[Start of Attachment]

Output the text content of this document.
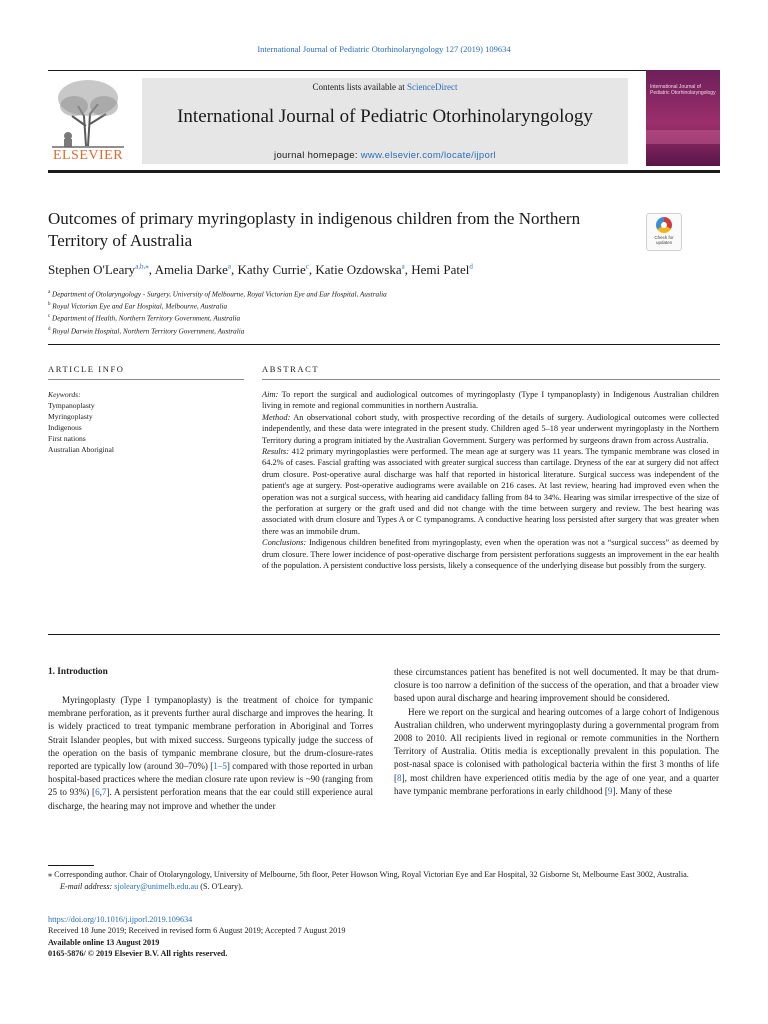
International Journal of Pediatric Otorhinolaryngology 127 (2019) 109634
ELSEVIER
Contents lists available at ScienceDirect
International Journal of Pediatric Otorhinolaryngology
journal homepage: www.elsevier.com/locate/ijporl
International Journal of Pediatric Otorhinolaryngology
Outcomes of primary myringoplasty in indigenous children from the Northern Territory of Australia	Check for updates
Stephen O'Leary$^{a,b,⁎}$, Amelia Darke$^a$, Kathy Currie$^c$, Katie Ozdowska$^a$, Hemi Patel$^d$
$^a$ Department of Otolaryngology - Surgery, University of Melbourne, Royal Victorian Eye and Ear Hospital, Australia
$^b$ Royal Victorian Eye and Ear Hospital, Melbourne, Australia
$^c$ Department of Health, Northern Territory Government, Australia
$^d$ Royal Darwin Hospital, Northern Territory Government, Australia
ARTICLE INFO	ABSTRACT
Keywords:
Tympanoplasty
Myringoplasty
Indigenous
First nations
Australian Aboriginal

Aim: To report the surgical and audiological outcomes of myringoplasty (Type I tympanoplasty) in Indigenous Australian children living in remote and regional communities in northern Australia.

Method: An observational cohort study, with prospective recording of the details of surgery. Audiological outcomes were collected independently, and these data were integrated in the present study. Children aged 5–18 year underwent myringoplasty in the Northern Territory during a program initiated by the Australian Government. Surgery was performed by surgeons drawn from across Australia.

Results: 412 primary myringoplasties were performed. The mean age at surgery was 11 years. The tympanic membrane was closed in 64.2% of cases. Fascial grafting was associated with greater surgical success than cartilage. Dryness of the ear at surgery did not affect drum closure. Post-operative aural discharge was half that reported in historical literature. Surgical success was independent of the patient's age at surgery. Post-operative audiograms were available on 216 cases. At last review, hearing had improved even when the operation was not a surgical success, with hearing aid candidacy falling from 84 to 34%. Hearing was similar irrespective of the size of the perforation at surgery or the graft used and did not change with the time between surgery and review. The best hearing was associated with drum closure and Types A or C tympanograms. A conductive hearing loss persisted after surgery that was greater when there was an immobile drum.

Conclusions: Indigenous children benefited from myringoplasty, even when the operation was not a “surgical success” as deemed by drum closure. There lower incidence of post-operative discharge from persistent perforations suggests an improvement in the ear health of the population. A persistent conductive loss persists, likely a consequence of the underlying disease but possibly from the surgery.

1. Introduction

Myringoplasty (Type I tympanoplasty) is the treatment of choice for tympanic membrane perforation, as it prevents further aural discharge and improves the hearing. It is widely practiced to treat tympanic membrane perforation in Aboriginal and Torres Strait Islander peoples, but with mixed success. Surgeons typically judge the success of the operation on the basis of tympanic membrane closure, but the drum-closure-rates reported are typically low (around 30–70%) [1–5] compared with those reported in urban hospital-based practices where the median closure rate upon review is ~90 (ranging from 25 to 93%) [6,7]. A persistent perforation means that the ear could still experience aural discharge, the hearing may not improve and whether the under

these circumstances patient has benefited is not well documented. It may be that drum-closure is too narrow a definition of the success of the operation, and that a broader view based upon aural discharge and hearing improvement should be considered.

Here we report on the surgical and hearing outcomes of a large cohort of Indigenous Australian children, who underwent myringoplasty during a governmental program from 2008 to 2010. All recipients lived in regional or remote communities in the Northern Territory of Australia. Otitis media is exceptionally prevalent in this population. The post-nasal space is colonised with pathological bacteria within the first 3 months of life [8], most children have experienced otitis media by the age of one year, and a quarter have tympanic membrane perforations in early childhood [9]. Many of these

⁎ Corresponding author. Chair of Otolaryngology, University of Melbourne, 5th floor, Peter Howson Wing, Royal Victorian Eye and Ear Hospital, 32 Gisborne St, Melbourne East 3002, Australia.

E-mail address: sjoleary@unimelb.edu.au (S. O'Leary).

https://doi.org/10.1016/j.ijporl.2019.109634

Received 18 June 2019; Received in revised form 6 August 2019; Accepted 7 August 2019

Available online 13 August 2019

0165-5876/ © 2019 Elsevier B.V. All rights reserved.
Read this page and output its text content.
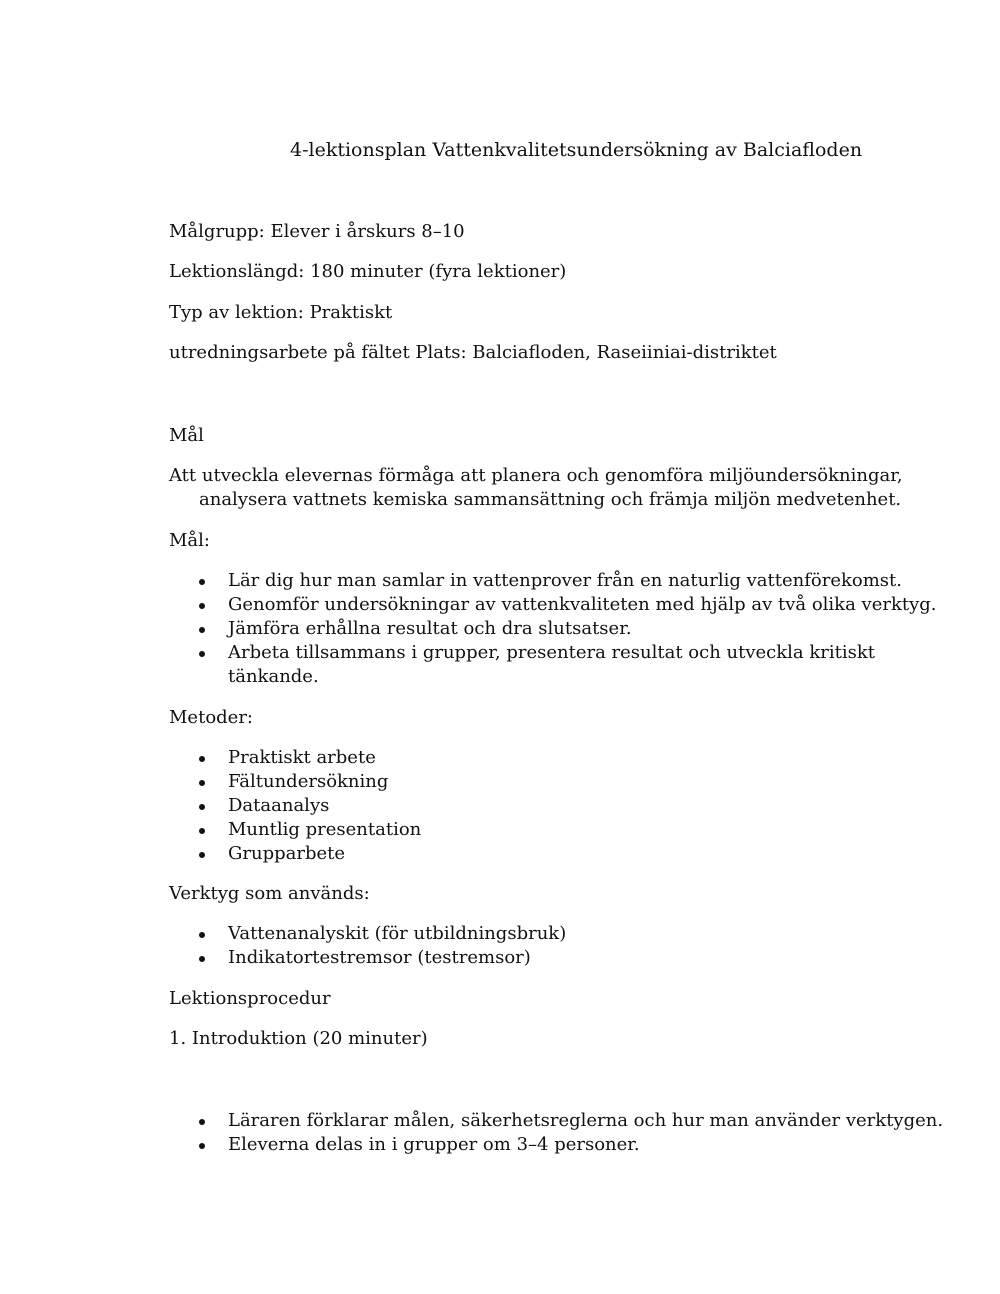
4-lektionsplan Vattenkvalitetsundersökning av Balciafloden
Målgrupp: Elever i årskurs 8–10
Lektionslängd: 180 minuter (fyra lektioner)
Typ av lektion: Praktiskt
utredningsarbete på fältet Plats: Balciafloden, Raseiiniai-distriktet
Mål

Att utveckla elevernas förmåga att planera och genomföra miljöundersökningar, analysera vattnets kemiska sammansättning och främja miljön medvetenhet.

Mål:
Lär dig hur man samlar in vattenprover från en naturlig vattenförekomst.
Genomför undersökningar av vattenkvaliteten med hjälp av två olika verktyg.
Jämföra erhållna resultat och dra slutsatser.
Arbeta tillsammans i grupper, presentera resultat och utveckla kritiskt tänkande.
Metoder:
Praktiskt arbete
Fältundersökning
Dataanalys
Muntlig presentation
Grupparbete
Verktyg som används:
Vattenanalyskit (för utbildningsbruk)
Indikatortestremsor (testremsor)
Lektionsprocedur
1. Introduktion (20 minuter)
Läraren förklarar målen, säkerhetsreglerna och hur man använder verktygen.
Eleverna delas in i grupper om 3–4 personer.
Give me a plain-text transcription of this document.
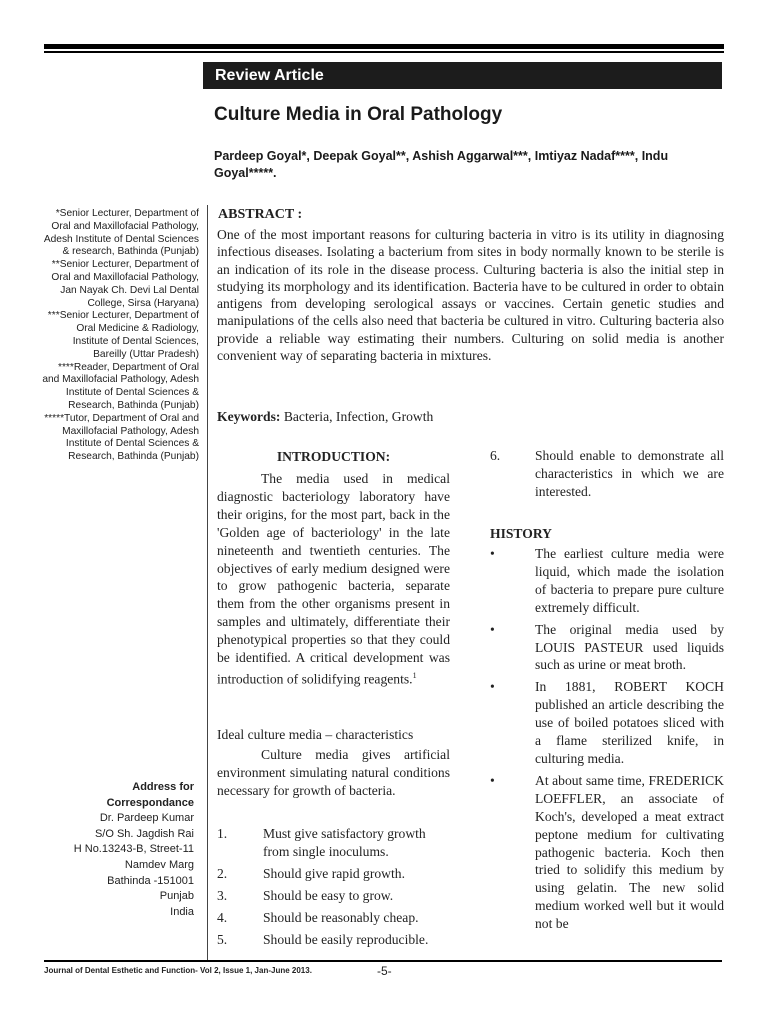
Review Article
Culture Media in Oral Pathology
Pardeep Goyal*, Deepak Goyal**, Ashish Aggarwal***, Imtiyaz Nadaf****, Indu Goyal*****.
*Senior Lecturer, Department of Oral and Maxillofacial Pathology, Adesh Institute of Dental Sciences & research, Bathinda (Punjab)
**Senior Lecturer, Department of Oral and Maxillofacial Pathology, Jan Nayak Ch. Devi Lal Dental College, Sirsa (Haryana)
***Senior Lecturer, Department of Oral Medicine & Radiology, Institute of Dental Sciences, Bareilly (Uttar Pradesh)
****Reader, Department of Oral and Maxillofacial Pathology, Adesh Institute of Dental Sciences & Research, Bathinda (Punjab)
*****Tutor, Department of Oral and Maxillofacial Pathology, Adesh Institute of Dental Sciences & Research, Bathinda (Punjab)
Address for
Correspondance
Dr. Pardeep Kumar
S/O Sh. Jagdish Rai
H No.13243-B, Street-11
Namdev Marg
Bathinda -151001
Punjab
India
ABSTRACT :
One of the most important reasons for culturing bacteria in vitro is its utility in diagnosing infectious diseases. Isolating a bacterium from sites in body normally known to be sterile is an indication of its role in the disease process. Culturing bacteria is also the initial step in studying its morphology and its identification. Bacteria have to be cultured in order to obtain antigens from developing serological assays or vaccines. Certain genetic studies and manipulations of the cells also need that bacteria be cultured in vitro. Culturing bacteria also provide a reliable way estimating their numbers. Culturing on solid media is another convenient way of separating bacteria in mixtures.
Keywords: Bacteria, Infection, Growth
INTRODUCTION:
The media used in medical diagnostic bacteriology laboratory have their origins, for the most part, back in the 'Golden age of bacteriology' in the late nineteenth and twentieth centuries. The objectives of early medium designed were to grow pathogenic bacteria, separate them from the other organisms present in samples and ultimately, differentiate their phenotypical properties so that they could be identified. A critical development was introduction of solidifying reagents.$^1$
Ideal culture media – characteristics
Culture media gives artificial environment simulating natural conditions necessary for growth of bacteria.
1.	Must give satisfactory growth from single inoculums.
2.	Should give rapid growth.
3.	Should be easy to grow.
4.	Should be reasonably cheap.
5.	Should be easily reproducible.
6.	Should enable to demonstrate all characteristics in which we are interested.
HISTORY
•	The earliest culture media were liquid, which made the isolation of bacteria to prepare pure culture extremely difficult.
•	The original media used by LOUIS PASTEUR used liquids such as urine or meat broth.
•	In 1881, ROBERT KOCH published an article describing the use of boiled potatoes sliced with a flame sterilized knife, in culturing media.
•	At about same time, FREDERICK LOEFFLER, an associate of Koch's, developed a meat extract peptone medium for cultivating pathogenic bacteria. Koch then tried to solidify this medium by using gelatin. The new solid medium worked well but it would not be
Journal of Dental Esthetic and Function- Vol 2, Issue 1, Jan-June 2013.	-5-
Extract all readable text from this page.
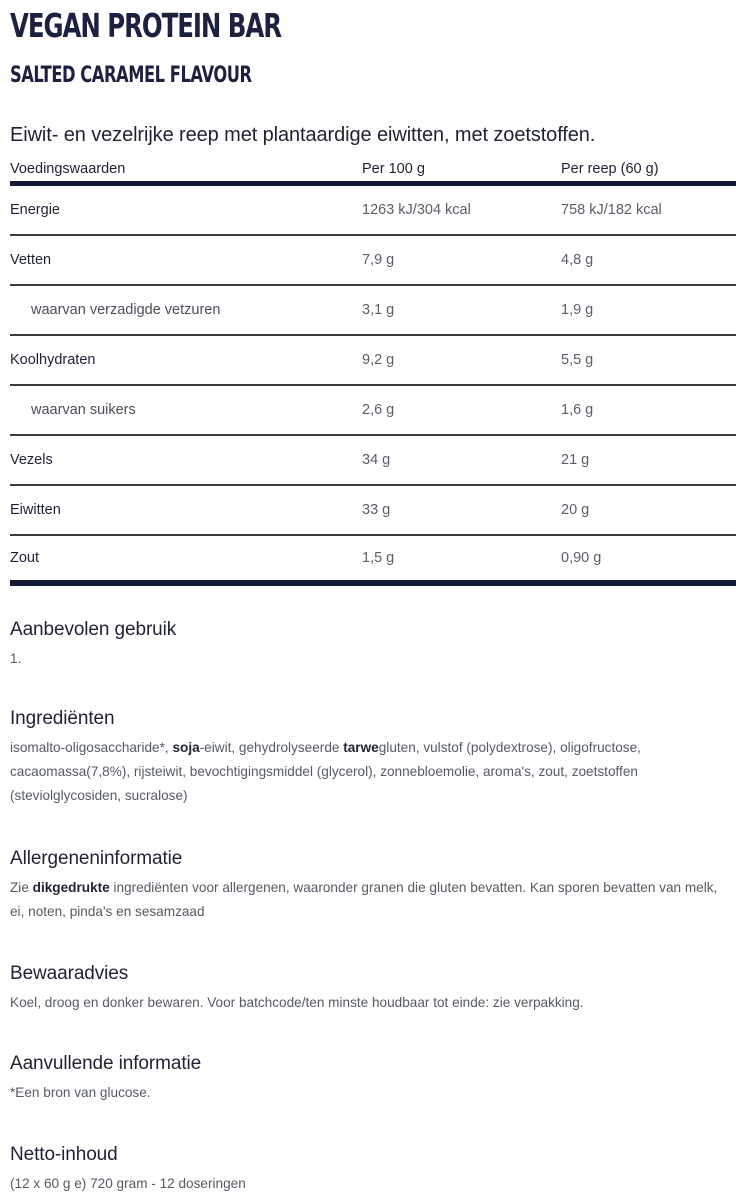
VEGAN PROTEIN BAR
SALTED CARAMEL FLAVOUR
Eiwit- en vezelrijke reep met plantaardige eiwitten, met zoetstoffen.
Voedingswaarden	Per 100 g	Per reep (60 g)
Energie	1263 kJ/304 kcal	758 kJ/182 kcal
Vetten	7,9 g	4,8 g
waarvan verzadigde vetzuren	3,1 g	1,9 g
Koolhydraten	9,2 g	5,5 g
waarvan suikers	2,6 g	1,6 g
Vezels	34 g	21 g
Eiwitten	33 g	20 g
Zout	1,5 g	0,90 g
Aanbevolen gebruik

1.

Ingrediënten

isomalto-oligosaccharide*, soja-eiwit, gehydrolyseerde tarwegluten, vulstof (polydextrose), oligofructose, cacaomassa(7,8%), rijsteiwit, bevochtigingsmiddel (glycerol), zonnebloemolie, aroma's, zout, zoetstoffen (steviolglycosiden, sucralose)

Allergeneninformatie

Zie dikgedrukte ingrediënten voor allergenen, waaronder granen die gluten bevatten. Kan sporen bevatten van melk, ei, noten, pinda's en sesamzaad

Bewaaradvies

Koel, droog en donker bewaren. Voor batchcode/ten minste houdbaar tot einde: zie verpakking.

Aanvullende informatie

*Een bron van glucose.

Netto-inhoud

(12 x 60 g e) 720 gram - 12 doseringen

[End of Attachment]

_Exercise description_. Using the material, count every line where the word "Senior" appears and give only the number.

_Response to this exercise_. 3